**To do**
Every line below must be reproduced exactly. Copy them all.

··· Entries provided ···

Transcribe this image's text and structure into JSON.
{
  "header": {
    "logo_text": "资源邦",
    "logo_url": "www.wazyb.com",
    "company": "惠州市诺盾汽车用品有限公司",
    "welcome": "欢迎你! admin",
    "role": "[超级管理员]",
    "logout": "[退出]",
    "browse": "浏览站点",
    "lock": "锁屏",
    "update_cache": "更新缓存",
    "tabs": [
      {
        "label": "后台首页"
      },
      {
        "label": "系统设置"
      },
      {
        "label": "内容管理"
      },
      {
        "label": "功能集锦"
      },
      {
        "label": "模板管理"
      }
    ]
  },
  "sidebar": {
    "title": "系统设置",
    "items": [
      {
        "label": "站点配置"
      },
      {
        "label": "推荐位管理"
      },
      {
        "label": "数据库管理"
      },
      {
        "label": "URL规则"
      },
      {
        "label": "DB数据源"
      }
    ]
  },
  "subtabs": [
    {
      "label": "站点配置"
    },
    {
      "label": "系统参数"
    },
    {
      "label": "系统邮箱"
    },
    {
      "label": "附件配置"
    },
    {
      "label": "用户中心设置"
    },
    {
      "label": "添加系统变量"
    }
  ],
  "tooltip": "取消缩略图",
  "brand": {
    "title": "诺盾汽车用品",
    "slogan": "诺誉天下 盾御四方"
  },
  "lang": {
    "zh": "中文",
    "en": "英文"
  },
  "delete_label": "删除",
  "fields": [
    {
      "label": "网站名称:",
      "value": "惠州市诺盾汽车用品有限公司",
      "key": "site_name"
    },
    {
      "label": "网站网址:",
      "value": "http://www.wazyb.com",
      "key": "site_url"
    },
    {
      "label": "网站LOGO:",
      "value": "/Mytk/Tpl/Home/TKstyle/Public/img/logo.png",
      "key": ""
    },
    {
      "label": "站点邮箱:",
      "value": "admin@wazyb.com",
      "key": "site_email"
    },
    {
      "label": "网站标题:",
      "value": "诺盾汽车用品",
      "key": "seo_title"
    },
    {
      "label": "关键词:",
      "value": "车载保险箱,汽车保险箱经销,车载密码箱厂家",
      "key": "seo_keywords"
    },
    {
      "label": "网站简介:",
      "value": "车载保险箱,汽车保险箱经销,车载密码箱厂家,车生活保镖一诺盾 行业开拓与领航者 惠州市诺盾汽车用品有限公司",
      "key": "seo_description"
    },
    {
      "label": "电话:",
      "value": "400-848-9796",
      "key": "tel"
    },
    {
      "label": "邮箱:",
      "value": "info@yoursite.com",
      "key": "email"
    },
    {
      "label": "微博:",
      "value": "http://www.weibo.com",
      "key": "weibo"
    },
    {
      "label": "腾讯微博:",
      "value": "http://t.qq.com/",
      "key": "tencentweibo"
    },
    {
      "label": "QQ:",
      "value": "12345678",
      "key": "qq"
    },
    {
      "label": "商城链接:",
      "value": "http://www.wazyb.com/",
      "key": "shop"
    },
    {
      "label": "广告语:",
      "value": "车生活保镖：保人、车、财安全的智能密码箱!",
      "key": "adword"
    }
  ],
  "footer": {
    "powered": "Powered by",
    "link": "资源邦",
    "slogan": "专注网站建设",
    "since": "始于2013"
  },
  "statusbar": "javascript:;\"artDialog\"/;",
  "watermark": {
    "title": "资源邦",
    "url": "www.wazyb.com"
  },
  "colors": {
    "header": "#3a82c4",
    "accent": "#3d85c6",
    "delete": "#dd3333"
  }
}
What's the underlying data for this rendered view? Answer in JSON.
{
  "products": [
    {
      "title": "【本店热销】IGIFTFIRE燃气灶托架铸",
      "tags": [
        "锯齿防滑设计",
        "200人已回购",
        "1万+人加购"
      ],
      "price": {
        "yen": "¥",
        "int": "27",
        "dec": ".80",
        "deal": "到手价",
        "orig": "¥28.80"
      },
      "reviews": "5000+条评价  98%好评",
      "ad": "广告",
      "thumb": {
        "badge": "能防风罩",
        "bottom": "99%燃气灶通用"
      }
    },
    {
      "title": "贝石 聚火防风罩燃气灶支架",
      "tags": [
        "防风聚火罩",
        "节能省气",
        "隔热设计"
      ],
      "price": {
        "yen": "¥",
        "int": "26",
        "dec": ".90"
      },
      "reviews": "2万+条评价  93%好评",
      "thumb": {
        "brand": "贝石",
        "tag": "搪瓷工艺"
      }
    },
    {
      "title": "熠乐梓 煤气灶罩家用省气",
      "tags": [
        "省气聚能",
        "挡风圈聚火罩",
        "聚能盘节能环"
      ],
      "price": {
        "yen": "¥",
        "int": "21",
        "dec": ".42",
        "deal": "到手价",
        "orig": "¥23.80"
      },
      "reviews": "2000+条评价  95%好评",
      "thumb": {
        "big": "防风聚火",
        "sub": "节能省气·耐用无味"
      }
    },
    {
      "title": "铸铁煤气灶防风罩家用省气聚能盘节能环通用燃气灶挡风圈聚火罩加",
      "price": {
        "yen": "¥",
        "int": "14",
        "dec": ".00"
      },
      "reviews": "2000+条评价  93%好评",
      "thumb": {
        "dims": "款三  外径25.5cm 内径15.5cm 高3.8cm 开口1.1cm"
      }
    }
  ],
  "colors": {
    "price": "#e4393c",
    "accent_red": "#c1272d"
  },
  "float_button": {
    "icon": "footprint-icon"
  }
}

···

**The completed task**
Transcribe this image's text and structure into JSON.
{
  "header": {
    "logo_text": "资源邦",
    "logo_url": "www.wazyb.com",
    "company": "惠州市诺盾汽车用品有限公司",
    "welcome": "欢迎你! admin",
    "role": "[超级管理员]",
    "logout": "[退出]",
    "browse": "浏览站点",
    "lock": "锁屏",
    "update_cache": "更新缓存",
    "tabs": [
      {
        "label": "后台首页"
      },
      {
        "label": "系统设置"
      },
      {
        "label": "内容管理"
      },
      {
        "label": "功能集锦"
      },
      {
        "label": "模板管理"
      }
    ]
  },
  "sidebar": {
    "title": "系统设置",
    "items": [
      {
        "label": "站点配置"
      },
      {
        "label": "推荐位管理"
      },
      {
        "label": "数据库管理"
      },
      {
        "label": "URL规则"
      },
      {
        "label": "DB数据源"
      }
    ]
  },
  "subtabs": [
    {
      "label": "站点配置"
    },
    {
      "label": "系统参数"
    },
    {
      "label": "系统邮箱"
    },
    {
      "label": "附件配置"
    },
    {
      "label": "用户中心设置"
    },
    {
      "label": "添加系统变量"
    }
  ],
  "tooltip": "取消缩略图",
  "brand": {
    "title": "诺盾汽车用品",
    "slogan": "诺誉天下 盾御四方"
  },
  "lang": {
    "zh": "中文",
    "en": "英文"
  },
  "delete_label": "删除",
  "fields": [
    {
      "label": "网站名称:",
      "value": "惠州市诺盾汽车用品有限公司",
      "key": "site_name"
    },
    {
      "label": "网站网址:",
      "value": "http://www.wazyb.com",
      "key": "site_url"
    },
    {
      "label": "网站LOGO:",
      "value": "/Mytk/Tpl/Home/TKstyle/Public/img/logo.png",
      "key": ""
    },
    {
      "label": "站点邮箱:",
      "value": "admin@wazyb.com",
      "key": "site_email"
    },
    {
      "label": "网站标题:",
      "value": "诺盾汽车用品",
      "key": "seo_title"
    },
    {
      "label": "关键词:",
      "value": "车载保险箱,汽车保险箱经销,车载密码箱厂家",
      "key": "seo_keywords"
    },
    {
      "label": "网站简介:",
      "value": "车载保险箱,汽车保险箱经销,车载密码箱厂家,车生活保镖一诺盾 行业开拓与领航者 惠州市诺盾汽车用品有限公司",
      "key": "seo_description"
    },
    {
      "label": "电话:",
      "value": "400-848-9796",
      "key": "tel"
    },
    {
      "label": "邮箱:",
      "value": "info@yoursite.com",
      "key": "email"
    },
    {
      "label": "微博:",
      "value": "http://www.weibo.com",
      "key": "weibo"
    },
    {
      "label": "腾讯微博:",
      "value": "http://t.qq.com/",
      "key": "tencentweibo"
    },
    {
      "label": "QQ:",
      "value": "12345678",
      "key": "qq"
    },
    {
      "label": "商城链接:",
      "value": "http://www.wazyb.com/",
      "key": "shop"
    },
    {
      "label": "广告语:",
      "value": "车生活保镖：保人、车、财安全的智能密码箱!",
      "key": "adword"
    }
  ],
  "footer": {
    "powered": "Powered by",
    "link": "资源邦",
    "slogan": "专注网站建设",
    "since": "始于2013"
  },
  "statusbar": "javascript:;\"artDialog\"/;",
  "watermark": {
    "title": "资源邦",
    "url": "www.wazyb.com"
  },
  "colors": {
    "header": "#3a82c4",
    "accent": "#3d85c6",
    "delete": "#dd3333"
  }
}
What's the underlying data for this rendered view? Answer in JSON.
{
  "products": [
    {
      "title": "【本店热销】IGIFTFIRE燃气灶托架铸",
      "tags": [
        "锯齿防滑设计",
        "200人已回购",
        "1万+人加购"
      ],
      "price": {
        "yen": "¥",
        "int": "27",
        "dec": ".80",
        "deal": "到手价",
        "orig": "¥28.80"
      },
      "reviews": "5000+条评价  98%好评",
      "ad": "广告",
      "thumb": {
        "badge": "能防风罩",
        "bottom": "99%燃气灶通用"
      }
    },
    {
      "title": "贝石 聚火防风罩燃气灶支架",
      "tags": [
        "防风聚火罩",
        "节能省气",
        "隔热设计"
      ],
      "price": {
        "yen": "¥",
        "int": "26",
        "dec": ".90"
      },
      "reviews": "2万+条评价  93%好评",
      "thumb": {
        "brand": "贝石",
        "tag": "搪瓷工艺"
      }
    },
    {
      "title": "熠乐梓 煤气灶罩家用省气",
      "tags": [
        "省气聚能",
        "挡风圈聚火罩",
        "聚能盘节能环"
      ],
      "price": {
        "yen": "¥",
        "int": "21",
        "dec": ".42",
        "deal": "到手价",
        "orig": "¥23.80"
      },
      "reviews": "2000+条评价  95%好评",
      "thumb": {
        "big": "防风聚火",
        "sub": "节能省气·耐用无味"
      }
    },
    {
      "title": "铸铁煤气灶防风罩家用省气聚能盘节能环通用燃气灶挡风圈聚火罩加",
      "price": {
        "yen": "¥",
        "int": "14",
        "dec": ".00"
      },
      "reviews": "2000+条评价  93%好评",
      "thumb": {
        "dims": "款三  外径25.5cm 内径15.5cm 高3.8cm 开口1.1cm"
      }
    }
  ],
  "colors": {
    "price": "#e4393c",
    "accent_red": "#c1272d"
  },
  "float_button": {
    "icon": "footprint-icon"
  }
}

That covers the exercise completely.